Stored data entries:
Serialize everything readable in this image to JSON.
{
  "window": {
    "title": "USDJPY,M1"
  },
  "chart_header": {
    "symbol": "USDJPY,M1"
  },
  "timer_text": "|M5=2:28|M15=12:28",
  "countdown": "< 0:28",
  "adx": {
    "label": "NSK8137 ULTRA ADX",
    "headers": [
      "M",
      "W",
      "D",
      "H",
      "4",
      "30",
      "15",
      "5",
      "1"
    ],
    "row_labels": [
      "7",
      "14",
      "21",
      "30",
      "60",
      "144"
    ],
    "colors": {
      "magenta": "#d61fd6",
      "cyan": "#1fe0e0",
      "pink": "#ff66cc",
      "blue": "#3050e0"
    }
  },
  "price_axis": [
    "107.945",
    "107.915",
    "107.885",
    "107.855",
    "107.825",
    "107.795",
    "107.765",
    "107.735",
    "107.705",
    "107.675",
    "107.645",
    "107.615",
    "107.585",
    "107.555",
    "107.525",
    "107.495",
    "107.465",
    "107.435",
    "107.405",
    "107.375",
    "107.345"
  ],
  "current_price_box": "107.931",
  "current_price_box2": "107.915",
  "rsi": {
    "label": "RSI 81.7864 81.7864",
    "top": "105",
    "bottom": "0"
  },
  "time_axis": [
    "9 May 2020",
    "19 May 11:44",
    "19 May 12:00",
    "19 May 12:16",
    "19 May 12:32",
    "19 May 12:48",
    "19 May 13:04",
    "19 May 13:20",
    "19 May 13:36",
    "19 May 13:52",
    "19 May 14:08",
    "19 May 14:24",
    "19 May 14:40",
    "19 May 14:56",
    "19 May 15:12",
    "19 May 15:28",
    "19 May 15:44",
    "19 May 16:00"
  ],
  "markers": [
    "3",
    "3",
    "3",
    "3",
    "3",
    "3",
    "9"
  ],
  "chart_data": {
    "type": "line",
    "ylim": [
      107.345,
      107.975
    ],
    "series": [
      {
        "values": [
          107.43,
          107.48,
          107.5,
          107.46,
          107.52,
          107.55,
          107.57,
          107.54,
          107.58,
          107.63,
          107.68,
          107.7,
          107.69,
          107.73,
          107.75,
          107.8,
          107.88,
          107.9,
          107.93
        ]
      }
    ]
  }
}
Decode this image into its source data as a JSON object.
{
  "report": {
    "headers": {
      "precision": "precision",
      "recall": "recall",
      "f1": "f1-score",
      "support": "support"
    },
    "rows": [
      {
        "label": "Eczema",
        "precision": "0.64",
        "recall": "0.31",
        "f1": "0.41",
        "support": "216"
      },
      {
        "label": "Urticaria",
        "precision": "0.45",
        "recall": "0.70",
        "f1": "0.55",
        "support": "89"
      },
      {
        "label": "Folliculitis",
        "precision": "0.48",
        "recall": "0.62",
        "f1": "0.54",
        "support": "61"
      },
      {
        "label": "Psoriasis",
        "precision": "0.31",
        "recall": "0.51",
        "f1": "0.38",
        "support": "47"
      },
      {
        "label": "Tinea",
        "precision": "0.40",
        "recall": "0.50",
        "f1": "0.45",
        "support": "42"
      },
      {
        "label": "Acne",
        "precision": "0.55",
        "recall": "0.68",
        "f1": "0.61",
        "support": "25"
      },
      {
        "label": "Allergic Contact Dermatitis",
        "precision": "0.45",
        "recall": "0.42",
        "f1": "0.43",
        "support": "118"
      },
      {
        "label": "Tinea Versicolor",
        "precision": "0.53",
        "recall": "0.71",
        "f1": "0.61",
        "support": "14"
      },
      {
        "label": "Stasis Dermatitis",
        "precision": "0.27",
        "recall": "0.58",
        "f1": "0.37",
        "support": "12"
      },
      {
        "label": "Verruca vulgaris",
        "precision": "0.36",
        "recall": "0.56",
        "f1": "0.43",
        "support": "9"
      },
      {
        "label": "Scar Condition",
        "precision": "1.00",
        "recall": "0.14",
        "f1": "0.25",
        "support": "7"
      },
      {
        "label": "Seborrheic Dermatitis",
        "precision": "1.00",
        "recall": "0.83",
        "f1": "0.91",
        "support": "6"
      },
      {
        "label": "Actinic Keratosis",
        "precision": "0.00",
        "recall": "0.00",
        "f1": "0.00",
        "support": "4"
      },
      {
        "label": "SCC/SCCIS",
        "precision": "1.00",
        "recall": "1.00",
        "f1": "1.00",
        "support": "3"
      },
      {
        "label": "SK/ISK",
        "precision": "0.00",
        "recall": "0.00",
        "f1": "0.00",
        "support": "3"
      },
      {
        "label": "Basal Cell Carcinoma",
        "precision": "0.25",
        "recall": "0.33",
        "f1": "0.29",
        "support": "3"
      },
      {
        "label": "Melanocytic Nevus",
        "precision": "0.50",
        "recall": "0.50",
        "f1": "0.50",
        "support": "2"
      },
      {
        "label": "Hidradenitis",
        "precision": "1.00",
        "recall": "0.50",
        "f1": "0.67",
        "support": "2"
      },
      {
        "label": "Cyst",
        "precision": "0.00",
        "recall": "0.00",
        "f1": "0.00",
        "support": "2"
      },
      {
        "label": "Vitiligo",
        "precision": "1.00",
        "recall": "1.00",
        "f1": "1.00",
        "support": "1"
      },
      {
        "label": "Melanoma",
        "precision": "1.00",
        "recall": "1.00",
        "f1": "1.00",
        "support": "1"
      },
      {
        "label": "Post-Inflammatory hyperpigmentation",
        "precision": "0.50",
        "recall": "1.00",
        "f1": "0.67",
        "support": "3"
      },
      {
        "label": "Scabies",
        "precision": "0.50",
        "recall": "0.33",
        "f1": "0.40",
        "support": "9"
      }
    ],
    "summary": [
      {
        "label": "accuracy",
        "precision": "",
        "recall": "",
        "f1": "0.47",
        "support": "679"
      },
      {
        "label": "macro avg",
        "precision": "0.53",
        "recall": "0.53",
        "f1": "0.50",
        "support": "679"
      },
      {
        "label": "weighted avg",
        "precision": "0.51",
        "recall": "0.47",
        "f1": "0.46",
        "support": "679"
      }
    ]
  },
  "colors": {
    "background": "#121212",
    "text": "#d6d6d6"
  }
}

INSTRUCTION
In the records above, how many lines include the string "this"? Answer with only the number.

SOLUTION TO THE EXERCISE
2